Exercise instructions — In this exercise, return the whole listing exactly, excluding any images.

========

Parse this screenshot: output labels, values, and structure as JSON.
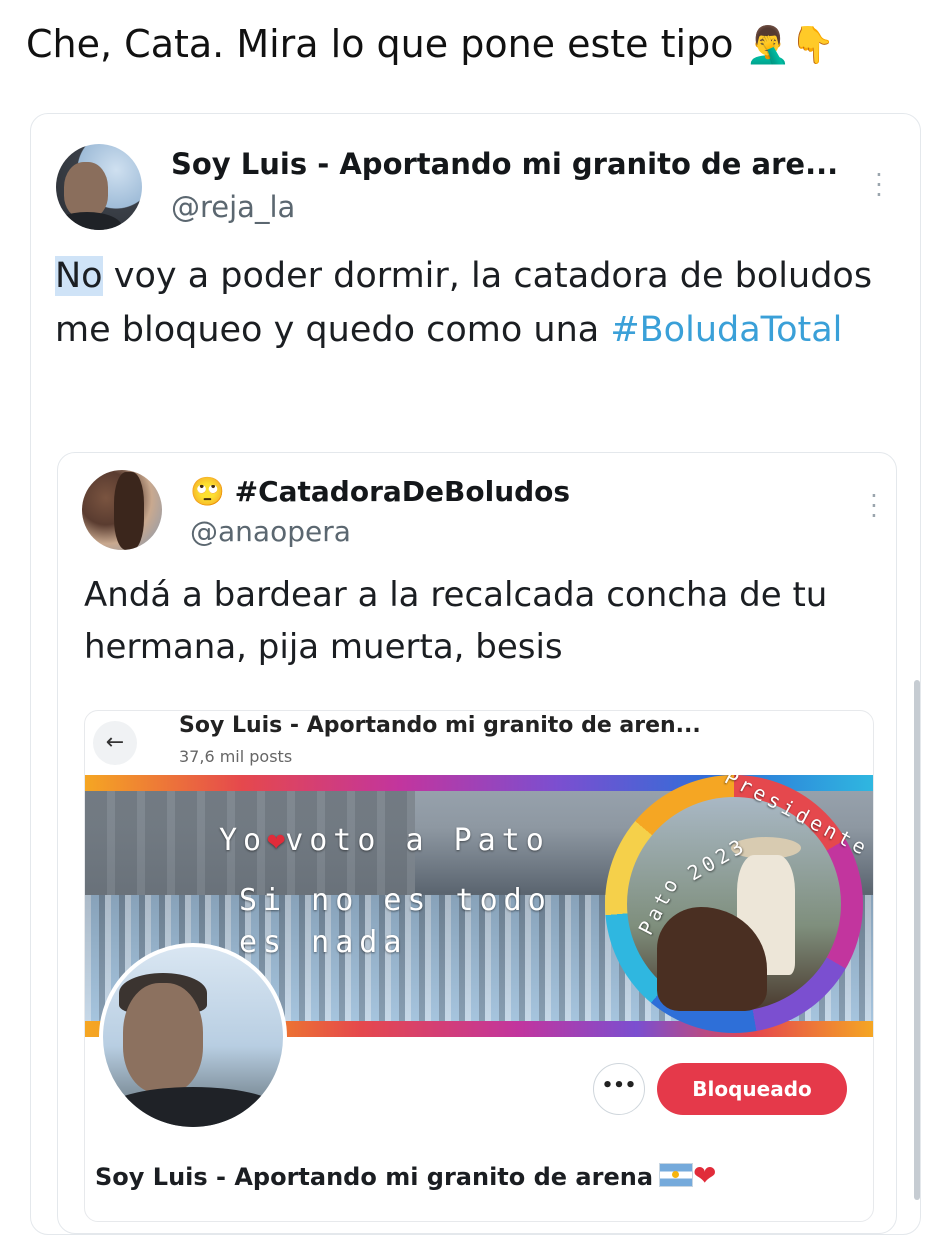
{
  "caption": {
    "text": "Che, Cata. Mira lo que pone este tipo",
    "emojis": [
      "🤦‍♂️",
      "👇"
    ]
  },
  "outer_tweet": {
    "display_name": "Soy Luis - Aportando mi granito de are...",
    "handle": "@reja_la",
    "text_highlighted": "No",
    "text": " voy a poder dormir, la catadora de boludos me bloqueo y quedo como una ",
    "hashtag": "#BoludaTotal",
    "more_icon": "more-vertical-icon"
  },
  "quoted_tweet": {
    "name_emoji": "🙄",
    "display_name": "#CatadoraDeBoludos",
    "handle": "@anaopera",
    "text": "Andá a bardear a la recalcada concha de tu hermana, pija muerta, besis",
    "more_icon": "more-vertical-icon"
  },
  "embedded_profile": {
    "title": "Soy Luis - Aportando mi granito de aren...",
    "posts": "37,6 mil posts",
    "back_icon": "arrow-left-icon",
    "back_glyph": "←",
    "banner": {
      "line1_left": "Yo",
      "line1_right": "voto a Pato",
      "line2": "Si no es todo",
      "line3": "es nada",
      "ring_arc": "Presidente",
      "ring_side": "Pato",
      "ring_year": "2023"
    },
    "more_button": "•••",
    "blocked_button": "Bloqueado",
    "profile_name": "Soy Luis - Aportando mi granito de arena"
  },
  "colors": {
    "hashtag": "#3aa0d8",
    "blocked_button": "#e5394a",
    "text": "#1b1e22",
    "muted": "#5b6770"
  }
}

========

Answer to the task —
Parse this screenshot: output labels, values, and structure as JSON.
{
  "caption": {
    "text": "Che, Cata. Mira lo que pone este tipo",
    "emojis": [
      "🤦‍♂️",
      "👇"
    ]
  },
  "outer_tweet": {
    "display_name": "Soy Luis - Aportando mi granito de are...",
    "handle": "@reja_la",
    "text_highlighted": "No",
    "text": " voy a poder dormir, la catadora de boludos me bloqueo y quedo como una ",
    "hashtag": "#BoludaTotal",
    "more_icon": "more-vertical-icon"
  },
  "quoted_tweet": {
    "name_emoji": "🙄",
    "display_name": "#CatadoraDeBoludos",
    "handle": "@anaopera",
    "text": "Andá a bardear a la recalcada concha de tu hermana, pija muerta, besis",
    "more_icon": "more-vertical-icon"
  },
  "embedded_profile": {
    "title": "Soy Luis - Aportando mi granito de aren...",
    "posts": "37,6 mil posts",
    "back_icon": "arrow-left-icon",
    "back_glyph": "←",
    "banner": {
      "line1_left": "Yo",
      "line1_right": "voto a Pato",
      "line2": "Si no es todo",
      "line3": "es nada",
      "ring_arc": "Presidente",
      "ring_side": "Pato",
      "ring_year": "2023"
    },
    "more_button": "•••",
    "blocked_button": "Bloqueado",
    "profile_name": "Soy Luis - Aportando mi granito de arena"
  },
  "colors": {
    "hashtag": "#3aa0d8",
    "blocked_button": "#e5394a",
    "text": "#1b1e22",
    "muted": "#5b6770"
  }
}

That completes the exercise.